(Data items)
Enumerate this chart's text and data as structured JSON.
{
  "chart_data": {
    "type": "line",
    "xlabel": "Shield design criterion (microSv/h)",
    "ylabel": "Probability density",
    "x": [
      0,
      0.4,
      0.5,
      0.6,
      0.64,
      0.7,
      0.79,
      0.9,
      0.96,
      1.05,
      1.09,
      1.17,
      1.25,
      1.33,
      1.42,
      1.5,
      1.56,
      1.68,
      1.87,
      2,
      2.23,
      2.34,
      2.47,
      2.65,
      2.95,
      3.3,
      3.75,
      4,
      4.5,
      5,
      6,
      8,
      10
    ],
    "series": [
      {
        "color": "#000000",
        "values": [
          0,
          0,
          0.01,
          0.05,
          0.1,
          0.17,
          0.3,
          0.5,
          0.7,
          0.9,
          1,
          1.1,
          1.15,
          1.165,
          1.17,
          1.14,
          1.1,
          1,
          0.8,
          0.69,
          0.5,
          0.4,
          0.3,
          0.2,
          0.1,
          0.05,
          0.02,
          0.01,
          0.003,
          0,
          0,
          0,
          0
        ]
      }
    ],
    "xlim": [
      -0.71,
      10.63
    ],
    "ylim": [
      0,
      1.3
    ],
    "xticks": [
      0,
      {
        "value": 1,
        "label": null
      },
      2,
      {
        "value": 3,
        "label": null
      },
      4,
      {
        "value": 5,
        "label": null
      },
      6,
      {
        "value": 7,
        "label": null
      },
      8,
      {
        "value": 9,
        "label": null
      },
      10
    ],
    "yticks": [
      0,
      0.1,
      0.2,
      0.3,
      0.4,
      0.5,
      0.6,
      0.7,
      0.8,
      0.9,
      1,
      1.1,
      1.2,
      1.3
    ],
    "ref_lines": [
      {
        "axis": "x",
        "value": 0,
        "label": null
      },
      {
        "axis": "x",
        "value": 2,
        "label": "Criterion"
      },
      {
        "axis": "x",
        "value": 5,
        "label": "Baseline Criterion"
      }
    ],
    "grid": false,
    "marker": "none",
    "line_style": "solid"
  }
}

* * *

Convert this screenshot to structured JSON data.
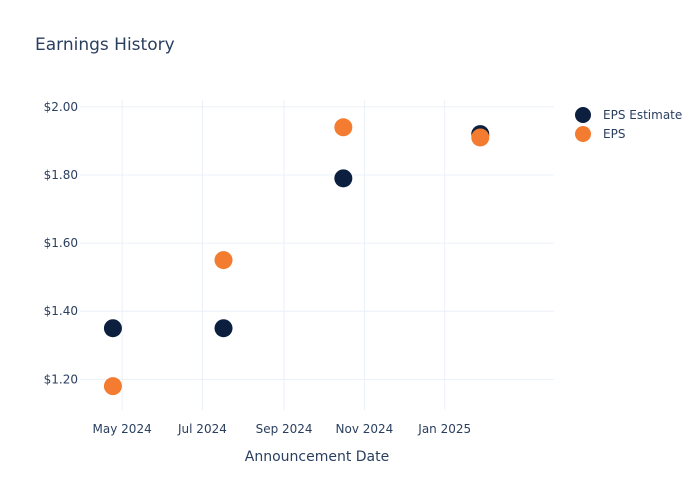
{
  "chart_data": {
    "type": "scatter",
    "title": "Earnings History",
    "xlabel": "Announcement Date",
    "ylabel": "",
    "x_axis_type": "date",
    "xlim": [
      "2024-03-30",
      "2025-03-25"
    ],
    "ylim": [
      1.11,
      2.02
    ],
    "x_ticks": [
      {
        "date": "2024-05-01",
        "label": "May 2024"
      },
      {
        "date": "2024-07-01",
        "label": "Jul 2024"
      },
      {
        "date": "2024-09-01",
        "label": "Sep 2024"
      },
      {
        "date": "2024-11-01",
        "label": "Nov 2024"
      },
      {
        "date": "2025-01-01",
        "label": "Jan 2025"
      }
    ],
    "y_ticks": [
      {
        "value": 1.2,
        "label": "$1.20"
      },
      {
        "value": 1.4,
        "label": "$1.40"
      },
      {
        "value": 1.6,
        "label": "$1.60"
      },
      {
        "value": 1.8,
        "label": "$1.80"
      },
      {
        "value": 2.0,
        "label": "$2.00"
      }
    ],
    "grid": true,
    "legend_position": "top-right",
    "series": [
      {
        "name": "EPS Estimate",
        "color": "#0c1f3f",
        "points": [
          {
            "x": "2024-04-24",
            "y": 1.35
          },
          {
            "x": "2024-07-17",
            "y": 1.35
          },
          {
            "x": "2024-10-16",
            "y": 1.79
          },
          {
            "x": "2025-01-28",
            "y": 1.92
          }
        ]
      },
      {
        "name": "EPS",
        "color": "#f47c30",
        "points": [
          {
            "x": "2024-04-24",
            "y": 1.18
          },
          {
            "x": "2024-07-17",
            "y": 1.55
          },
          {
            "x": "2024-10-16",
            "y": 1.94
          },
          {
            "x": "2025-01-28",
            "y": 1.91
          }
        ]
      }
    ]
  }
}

# Exercise brief:
In the lines above, find each one with "color" and list it.

# Result of the exercise:
        "color": "#000000",
        "color": "#0c1f3f",
        "color": "#f47c30",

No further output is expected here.